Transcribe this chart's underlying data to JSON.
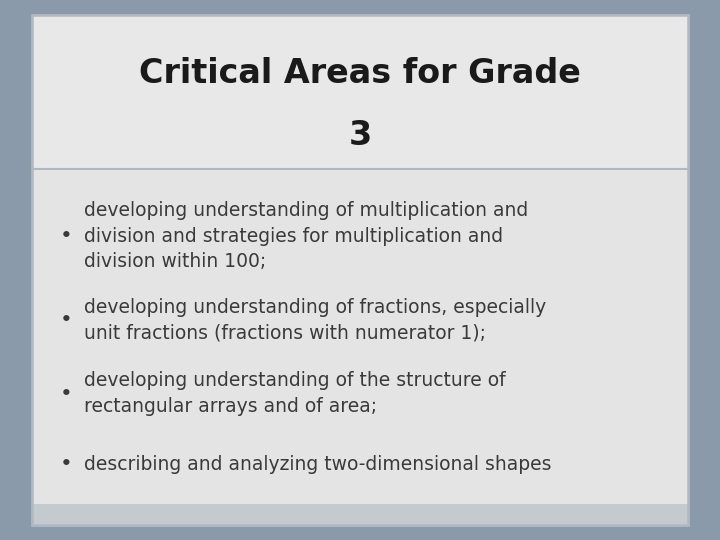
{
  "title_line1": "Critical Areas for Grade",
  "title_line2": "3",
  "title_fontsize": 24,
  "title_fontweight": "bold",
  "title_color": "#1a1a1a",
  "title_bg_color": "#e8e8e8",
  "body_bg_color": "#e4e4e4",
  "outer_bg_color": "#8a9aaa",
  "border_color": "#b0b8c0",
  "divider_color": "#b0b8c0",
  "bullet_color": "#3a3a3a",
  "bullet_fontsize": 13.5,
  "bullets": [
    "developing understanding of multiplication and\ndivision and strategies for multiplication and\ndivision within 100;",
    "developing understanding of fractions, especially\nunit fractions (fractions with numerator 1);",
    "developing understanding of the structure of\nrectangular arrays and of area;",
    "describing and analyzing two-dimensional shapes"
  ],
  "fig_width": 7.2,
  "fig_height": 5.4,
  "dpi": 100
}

# # #

■ WHAT YOU SHOULD DO: Go through the lines above. Select every one that has the string "understanding".

■ EXERCISE SOLUTION:
    "developing understanding of multiplication and\ndivision and strategies for multiplication and\ndivision within 100;",
    "developing understanding of fractions, especially\nunit fractions (fractions with numerator 1);",
    "developing understanding of the structure of\nrectangular arrays and of area;",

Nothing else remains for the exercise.